- EXERCISE DIRECTIONS:
Will you transcribe the entries that follow, exactly and in full?
====== EXERCISE DATA ======
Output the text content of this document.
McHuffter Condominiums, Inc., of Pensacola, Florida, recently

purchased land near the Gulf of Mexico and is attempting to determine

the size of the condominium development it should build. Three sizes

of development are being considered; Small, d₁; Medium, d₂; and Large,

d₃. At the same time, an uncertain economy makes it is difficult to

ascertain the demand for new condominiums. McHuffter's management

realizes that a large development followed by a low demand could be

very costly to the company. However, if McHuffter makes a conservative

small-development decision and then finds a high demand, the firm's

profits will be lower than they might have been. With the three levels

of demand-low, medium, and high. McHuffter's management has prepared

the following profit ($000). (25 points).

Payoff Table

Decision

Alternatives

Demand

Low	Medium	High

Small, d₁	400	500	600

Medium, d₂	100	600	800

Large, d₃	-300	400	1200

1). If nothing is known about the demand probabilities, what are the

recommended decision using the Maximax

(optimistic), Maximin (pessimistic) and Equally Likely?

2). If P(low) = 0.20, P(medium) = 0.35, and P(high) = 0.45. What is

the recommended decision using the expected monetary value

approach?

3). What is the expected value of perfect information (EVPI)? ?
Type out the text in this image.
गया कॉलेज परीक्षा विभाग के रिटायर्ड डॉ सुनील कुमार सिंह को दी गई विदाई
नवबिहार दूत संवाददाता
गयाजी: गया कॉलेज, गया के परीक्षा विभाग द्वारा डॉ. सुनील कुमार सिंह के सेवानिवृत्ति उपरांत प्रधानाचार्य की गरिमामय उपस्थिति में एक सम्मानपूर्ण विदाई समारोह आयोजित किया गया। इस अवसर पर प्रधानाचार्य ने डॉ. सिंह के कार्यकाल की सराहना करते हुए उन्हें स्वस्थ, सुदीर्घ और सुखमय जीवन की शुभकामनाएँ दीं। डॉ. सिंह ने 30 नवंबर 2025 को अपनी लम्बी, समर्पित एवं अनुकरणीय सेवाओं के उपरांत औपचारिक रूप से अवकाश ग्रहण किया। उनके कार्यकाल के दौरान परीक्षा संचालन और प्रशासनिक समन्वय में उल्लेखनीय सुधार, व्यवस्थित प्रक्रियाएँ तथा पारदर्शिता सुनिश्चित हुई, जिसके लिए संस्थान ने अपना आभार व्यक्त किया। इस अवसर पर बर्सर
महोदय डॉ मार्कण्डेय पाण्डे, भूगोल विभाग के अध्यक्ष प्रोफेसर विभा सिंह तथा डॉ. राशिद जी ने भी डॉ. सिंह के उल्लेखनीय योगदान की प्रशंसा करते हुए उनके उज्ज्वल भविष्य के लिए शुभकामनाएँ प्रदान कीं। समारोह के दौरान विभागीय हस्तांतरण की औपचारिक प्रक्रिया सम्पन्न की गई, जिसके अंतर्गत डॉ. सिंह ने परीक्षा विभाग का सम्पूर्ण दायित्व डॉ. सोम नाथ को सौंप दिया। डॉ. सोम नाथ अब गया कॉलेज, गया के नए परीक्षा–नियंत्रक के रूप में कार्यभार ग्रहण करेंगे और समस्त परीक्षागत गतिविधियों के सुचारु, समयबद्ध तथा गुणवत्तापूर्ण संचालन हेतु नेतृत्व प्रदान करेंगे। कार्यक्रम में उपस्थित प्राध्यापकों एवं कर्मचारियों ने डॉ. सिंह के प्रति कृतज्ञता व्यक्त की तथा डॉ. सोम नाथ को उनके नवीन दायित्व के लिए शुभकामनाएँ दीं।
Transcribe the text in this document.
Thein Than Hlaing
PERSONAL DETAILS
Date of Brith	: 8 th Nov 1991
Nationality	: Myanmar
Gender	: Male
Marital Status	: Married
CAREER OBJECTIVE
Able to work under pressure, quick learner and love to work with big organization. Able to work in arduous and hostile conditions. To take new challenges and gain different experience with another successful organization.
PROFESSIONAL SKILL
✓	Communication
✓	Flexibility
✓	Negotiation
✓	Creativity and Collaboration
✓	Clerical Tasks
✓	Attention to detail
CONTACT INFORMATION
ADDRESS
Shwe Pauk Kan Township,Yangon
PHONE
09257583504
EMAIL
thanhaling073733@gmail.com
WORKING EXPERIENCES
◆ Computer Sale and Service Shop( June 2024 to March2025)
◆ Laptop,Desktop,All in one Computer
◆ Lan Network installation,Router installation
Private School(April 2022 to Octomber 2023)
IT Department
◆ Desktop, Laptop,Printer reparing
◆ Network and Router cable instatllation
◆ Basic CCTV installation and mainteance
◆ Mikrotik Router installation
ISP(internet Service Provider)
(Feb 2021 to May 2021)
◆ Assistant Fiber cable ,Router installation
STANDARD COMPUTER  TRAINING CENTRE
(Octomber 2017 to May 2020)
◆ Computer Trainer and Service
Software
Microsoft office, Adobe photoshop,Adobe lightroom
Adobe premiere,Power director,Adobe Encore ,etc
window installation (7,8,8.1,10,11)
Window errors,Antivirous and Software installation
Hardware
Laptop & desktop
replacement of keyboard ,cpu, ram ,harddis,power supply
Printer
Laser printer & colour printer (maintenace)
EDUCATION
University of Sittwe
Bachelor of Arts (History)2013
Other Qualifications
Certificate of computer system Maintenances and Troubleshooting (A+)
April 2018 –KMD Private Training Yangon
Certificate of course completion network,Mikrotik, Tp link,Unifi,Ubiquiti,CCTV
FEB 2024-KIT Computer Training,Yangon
======
- RESPONSE TO THE EXERCISE:
Output the text content of this document.
McHuffter Condominiums, Inc., of Pensacola, Florida, recently

purchased land near the Gulf of Mexico and is attempting to determine

the size of the condominium development it should build. Three sizes

of development are being considered; Small, d₁; Medium, d₂; and Large,

d₃. At the same time, an uncertain economy makes it is difficult to

ascertain the demand for new condominiums. McHuffter's management

realizes that a large development followed by a low demand could be

very costly to the company. However, if McHuffter makes a conservative

small-development decision and then finds a high demand, the firm's

profits will be lower than they might have been. With the three levels

of demand-low, medium, and high. McHuffter's management has prepared

the following profit ($000). (25 points).

Payoff Table

Decision

Alternatives

Demand

Low	Medium	High

Small, d₁	400	500	600

Medium, d₂	100	600	800

Large, d₃	-300	400	1200

1). If nothing is known about the demand probabilities, what are the

recommended decision using the Maximax

(optimistic), Maximin (pessimistic) and Equally Likely?

2). If P(low) = 0.20, P(medium) = 0.35, and P(high) = 0.45. What is

the recommended decision using the expected monetary value

approach?

3). What is the expected value of perfect information (EVPI)? ?
Type out the text in this image.
गया कॉलेज परीक्षा विभाग के रिटायर्ड डॉ सुनील कुमार सिंह को दी गई विदाई
नवबिहार दूत संवाददाता
गयाजी: गया कॉलेज, गया के परीक्षा विभाग द्वारा डॉ. सुनील कुमार सिंह के सेवानिवृत्ति उपरांत प्रधानाचार्य की गरिमामय उपस्थिति में एक सम्मानपूर्ण विदाई समारोह आयोजित किया गया। इस अवसर पर प्रधानाचार्य ने डॉ. सिंह के कार्यकाल की सराहना करते हुए उन्हें स्वस्थ, सुदीर्घ और सुखमय जीवन की शुभकामनाएँ दीं। डॉ. सिंह ने 30 नवंबर 2025 को अपनी लम्बी, समर्पित एवं अनुकरणीय सेवाओं के उपरांत औपचारिक रूप से अवकाश ग्रहण किया। उनके कार्यकाल के दौरान परीक्षा संचालन और प्रशासनिक समन्वय में उल्लेखनीय सुधार, व्यवस्थित प्रक्रियाएँ तथा पारदर्शिता सुनिश्चित हुई, जिसके लिए संस्थान ने अपना आभार व्यक्त किया। इस अवसर पर बर्सर
महोदय डॉ मार्कण्डेय पाण्डे, भूगोल विभाग के अध्यक्ष प्रोफेसर विभा सिंह तथा डॉ. राशिद जी ने भी डॉ. सिंह के उल्लेखनीय योगदान की प्रशंसा करते हुए उनके उज्ज्वल भविष्य के लिए शुभकामनाएँ प्रदान कीं। समारोह के दौरान विभागीय हस्तांतरण की औपचारिक प्रक्रिया सम्पन्न की गई, जिसके अंतर्गत डॉ. सिंह ने परीक्षा विभाग का सम्पूर्ण दायित्व डॉ. सोम नाथ को सौंप दिया। डॉ. सोम नाथ अब गया कॉलेज, गया के नए परीक्षा–नियंत्रक के रूप में कार्यभार ग्रहण करेंगे और समस्त परीक्षागत गतिविधियों के सुचारु, समयबद्ध तथा गुणवत्तापूर्ण संचालन हेतु नेतृत्व प्रदान करेंगे। कार्यक्रम में उपस्थित प्राध्यापकों एवं कर्मचारियों ने डॉ. सिंह के प्रति कृतज्ञता व्यक्त की तथा डॉ. सोम नाथ को उनके नवीन दायित्व के लिए शुभकामनाएँ दीं।
Transcribe the text in this document.
Thein Than Hlaing
PERSONAL DETAILS
Date of Brith	: 8 th Nov 1991
Nationality	: Myanmar
Gender	: Male
Marital Status	: Married
CAREER OBJECTIVE
Able to work under pressure, quick learner and love to work with big organization. Able to work in arduous and hostile conditions. To take new challenges and gain different experience with another successful organization.
PROFESSIONAL SKILL
✓	Communication
✓	Flexibility
✓	Negotiation
✓	Creativity and Collaboration
✓	Clerical Tasks
✓	Attention to detail
CONTACT INFORMATION
ADDRESS
Shwe Pauk Kan Township,Yangon
PHONE
09257583504
EMAIL
thanhaling073733@gmail.com
WORKING EXPERIENCES
◆ Computer Sale and Service Shop( June 2024 to March2025)
◆ Laptop,Desktop,All in one Computer
◆ Lan Network installation,Router installation
Private School(April 2022 to Octomber 2023)
IT Department
◆ Desktop, Laptop,Printer reparing
◆ Network and Router cable instatllation
◆ Basic CCTV installation and mainteance
◆ Mikrotik Router installation
ISP(internet Service Provider)
(Feb 2021 to May 2021)
◆ Assistant Fiber cable ,Router installation
STANDARD COMPUTER  TRAINING CENTRE
(Octomber 2017 to May 2020)
◆ Computer Trainer and Service
Software
Microsoft office, Adobe photoshop,Adobe lightroom
Adobe premiere,Power director,Adobe Encore ,etc
window installation (7,8,8.1,10,11)
Window errors,Antivirous and Software installation
Hardware
Laptop & desktop
replacement of keyboard ,cpu, ram ,harddis,power supply
Printer
Laser printer & colour printer (maintenace)
EDUCATION
University of Sittwe
Bachelor of Arts (History)2013
Other Qualifications
Certificate of computer system Maintenances and Troubleshooting (A+)
April 2018 –KMD Private Training Yangon
Certificate of course completion network,Mikrotik, Tp link,Unifi,Ubiquiti,CCTV
FEB 2024-KIT Computer Training,Yangon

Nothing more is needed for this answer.